--- Short task ---
Records follow. Pull out every line that contains "用较强的光照射".
===== Data shown
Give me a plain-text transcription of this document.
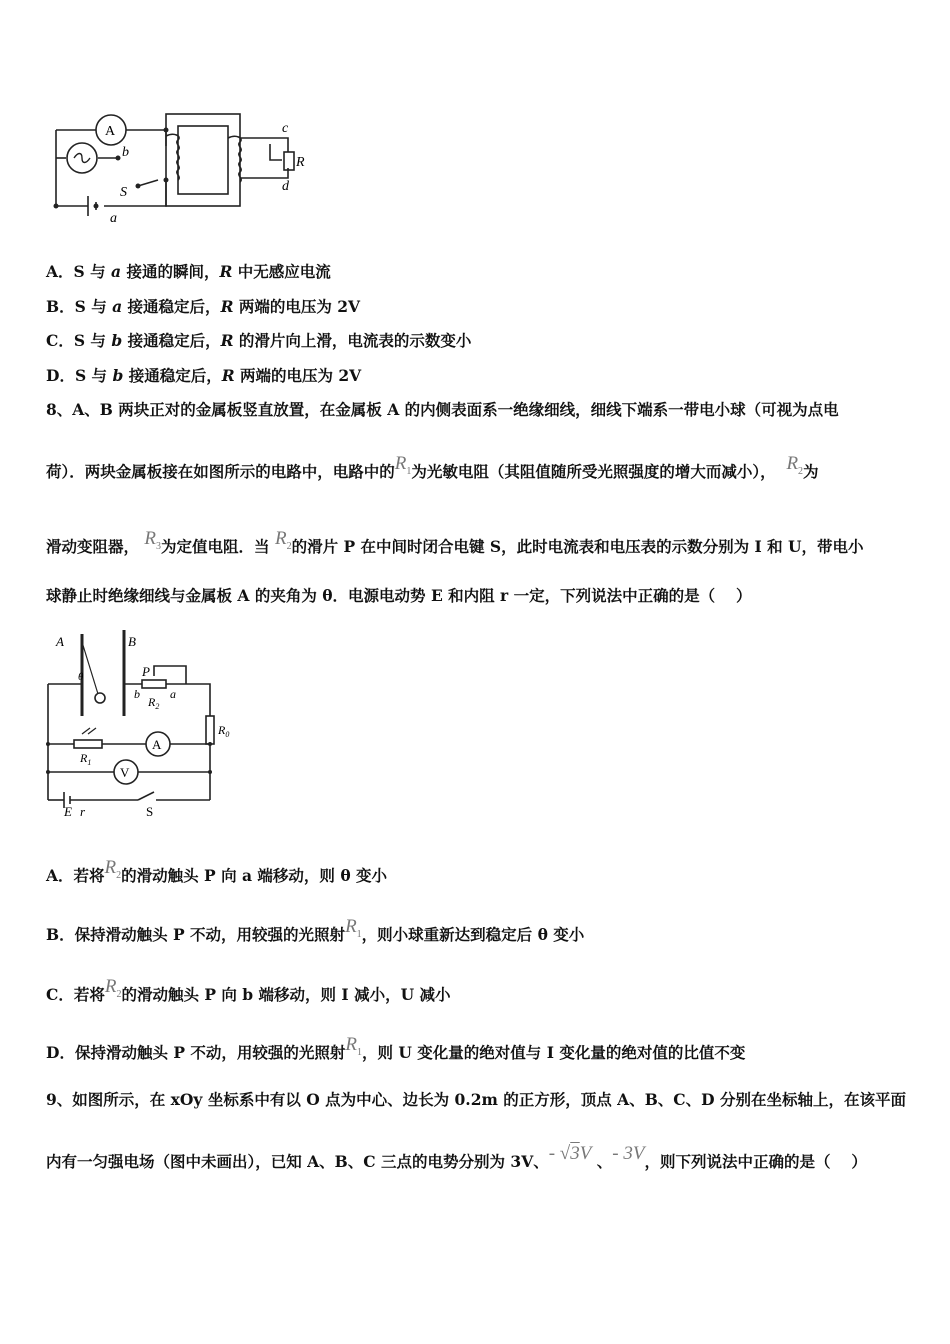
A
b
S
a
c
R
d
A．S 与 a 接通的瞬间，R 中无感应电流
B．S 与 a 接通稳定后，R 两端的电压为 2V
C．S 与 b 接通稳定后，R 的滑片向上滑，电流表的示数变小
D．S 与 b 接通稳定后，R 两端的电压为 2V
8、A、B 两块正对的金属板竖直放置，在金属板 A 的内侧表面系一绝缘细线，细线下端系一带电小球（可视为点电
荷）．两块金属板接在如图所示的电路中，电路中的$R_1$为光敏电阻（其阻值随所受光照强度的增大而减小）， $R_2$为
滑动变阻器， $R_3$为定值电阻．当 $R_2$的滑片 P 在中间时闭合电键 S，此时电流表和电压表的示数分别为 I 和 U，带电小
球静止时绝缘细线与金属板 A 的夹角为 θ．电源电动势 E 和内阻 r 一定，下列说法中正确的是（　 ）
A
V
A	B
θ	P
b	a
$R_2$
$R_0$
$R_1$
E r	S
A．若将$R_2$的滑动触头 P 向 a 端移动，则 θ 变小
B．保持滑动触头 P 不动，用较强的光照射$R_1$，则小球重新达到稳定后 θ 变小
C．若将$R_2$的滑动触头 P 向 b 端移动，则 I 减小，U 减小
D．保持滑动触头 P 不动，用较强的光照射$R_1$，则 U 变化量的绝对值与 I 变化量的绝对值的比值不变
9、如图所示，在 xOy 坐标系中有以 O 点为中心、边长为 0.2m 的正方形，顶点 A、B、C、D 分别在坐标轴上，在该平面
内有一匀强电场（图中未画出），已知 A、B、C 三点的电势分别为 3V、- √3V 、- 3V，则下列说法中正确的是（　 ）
==========
===== Data shown
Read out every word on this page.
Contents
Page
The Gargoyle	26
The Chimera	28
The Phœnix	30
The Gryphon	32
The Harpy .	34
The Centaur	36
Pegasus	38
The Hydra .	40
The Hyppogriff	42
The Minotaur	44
==========
--- Complete output ---
B．保持滑动触头 P 不动，用较强的光照射$R_1$，则小球重新达到稳定后 θ 变小
D．保持滑动触头 P 不动，用较强的光照射$R_1$，则 U 变化量的绝对值与 I 变化量的绝对值的比值不变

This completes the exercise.